* **EXERCISE DESCRIPTION**:
Count how many lines of the data include "оформляется". The answer is that number and nothing else.

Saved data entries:
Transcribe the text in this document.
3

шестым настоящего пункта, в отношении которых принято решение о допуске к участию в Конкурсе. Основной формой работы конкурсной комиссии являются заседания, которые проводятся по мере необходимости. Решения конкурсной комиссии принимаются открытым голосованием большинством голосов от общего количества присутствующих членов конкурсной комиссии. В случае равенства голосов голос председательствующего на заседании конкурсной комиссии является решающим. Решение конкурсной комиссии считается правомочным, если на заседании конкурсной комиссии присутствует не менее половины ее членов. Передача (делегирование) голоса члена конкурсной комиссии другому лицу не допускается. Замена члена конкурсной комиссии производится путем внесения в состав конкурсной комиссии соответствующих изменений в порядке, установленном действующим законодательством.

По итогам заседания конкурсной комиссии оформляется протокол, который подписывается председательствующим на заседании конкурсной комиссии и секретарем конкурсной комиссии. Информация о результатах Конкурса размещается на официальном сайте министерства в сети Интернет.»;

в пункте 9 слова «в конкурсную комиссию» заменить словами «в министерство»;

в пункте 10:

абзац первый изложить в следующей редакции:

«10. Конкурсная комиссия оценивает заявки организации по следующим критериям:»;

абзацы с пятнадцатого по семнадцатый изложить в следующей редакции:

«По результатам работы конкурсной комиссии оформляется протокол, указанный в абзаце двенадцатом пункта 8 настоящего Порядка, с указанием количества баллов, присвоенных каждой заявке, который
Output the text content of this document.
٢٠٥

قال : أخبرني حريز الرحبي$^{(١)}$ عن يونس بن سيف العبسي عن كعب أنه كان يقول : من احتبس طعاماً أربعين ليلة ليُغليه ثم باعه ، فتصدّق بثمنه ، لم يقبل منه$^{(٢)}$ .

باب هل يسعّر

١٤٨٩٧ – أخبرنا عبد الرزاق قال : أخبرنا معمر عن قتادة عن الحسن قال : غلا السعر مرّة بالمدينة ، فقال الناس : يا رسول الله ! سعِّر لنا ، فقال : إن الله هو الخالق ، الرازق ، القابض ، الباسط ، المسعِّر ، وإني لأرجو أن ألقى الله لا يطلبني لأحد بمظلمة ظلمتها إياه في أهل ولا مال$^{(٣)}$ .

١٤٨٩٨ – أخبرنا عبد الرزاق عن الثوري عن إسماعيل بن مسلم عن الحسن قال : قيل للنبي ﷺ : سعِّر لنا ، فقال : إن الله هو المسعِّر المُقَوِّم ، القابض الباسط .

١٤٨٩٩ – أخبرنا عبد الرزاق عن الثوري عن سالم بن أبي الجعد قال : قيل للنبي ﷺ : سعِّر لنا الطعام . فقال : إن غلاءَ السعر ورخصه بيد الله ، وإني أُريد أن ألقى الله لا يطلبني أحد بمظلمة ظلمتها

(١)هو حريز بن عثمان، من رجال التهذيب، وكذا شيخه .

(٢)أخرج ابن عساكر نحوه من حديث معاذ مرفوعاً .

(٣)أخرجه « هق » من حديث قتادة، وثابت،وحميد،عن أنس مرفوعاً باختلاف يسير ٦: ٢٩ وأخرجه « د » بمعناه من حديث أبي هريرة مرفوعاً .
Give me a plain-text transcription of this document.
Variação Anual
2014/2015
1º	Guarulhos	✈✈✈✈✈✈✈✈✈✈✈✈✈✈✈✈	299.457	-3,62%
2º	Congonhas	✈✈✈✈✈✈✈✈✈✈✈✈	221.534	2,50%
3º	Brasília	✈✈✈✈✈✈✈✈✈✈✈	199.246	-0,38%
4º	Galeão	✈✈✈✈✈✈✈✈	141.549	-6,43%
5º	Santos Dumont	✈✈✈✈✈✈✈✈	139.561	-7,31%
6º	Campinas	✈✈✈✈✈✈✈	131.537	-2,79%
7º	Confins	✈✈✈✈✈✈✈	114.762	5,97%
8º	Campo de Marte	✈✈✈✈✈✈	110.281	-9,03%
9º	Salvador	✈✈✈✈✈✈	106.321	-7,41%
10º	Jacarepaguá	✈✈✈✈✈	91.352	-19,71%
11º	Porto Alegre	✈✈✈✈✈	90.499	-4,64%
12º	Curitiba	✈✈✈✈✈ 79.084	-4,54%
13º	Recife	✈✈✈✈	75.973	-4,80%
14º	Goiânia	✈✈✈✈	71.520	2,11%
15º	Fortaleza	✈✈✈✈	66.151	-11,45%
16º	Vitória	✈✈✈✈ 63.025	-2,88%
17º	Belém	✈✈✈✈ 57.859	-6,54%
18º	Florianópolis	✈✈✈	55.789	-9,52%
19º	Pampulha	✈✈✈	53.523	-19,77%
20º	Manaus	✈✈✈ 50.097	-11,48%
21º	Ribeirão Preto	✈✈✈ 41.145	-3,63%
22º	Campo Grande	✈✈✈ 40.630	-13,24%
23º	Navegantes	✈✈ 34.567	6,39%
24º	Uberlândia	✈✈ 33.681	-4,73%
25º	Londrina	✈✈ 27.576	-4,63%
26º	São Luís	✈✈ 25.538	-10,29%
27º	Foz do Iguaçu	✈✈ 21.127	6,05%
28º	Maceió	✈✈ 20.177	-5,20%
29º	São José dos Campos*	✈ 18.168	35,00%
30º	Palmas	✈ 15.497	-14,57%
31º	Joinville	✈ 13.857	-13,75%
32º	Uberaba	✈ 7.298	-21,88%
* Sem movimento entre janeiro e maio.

* **THE RESULT**:
2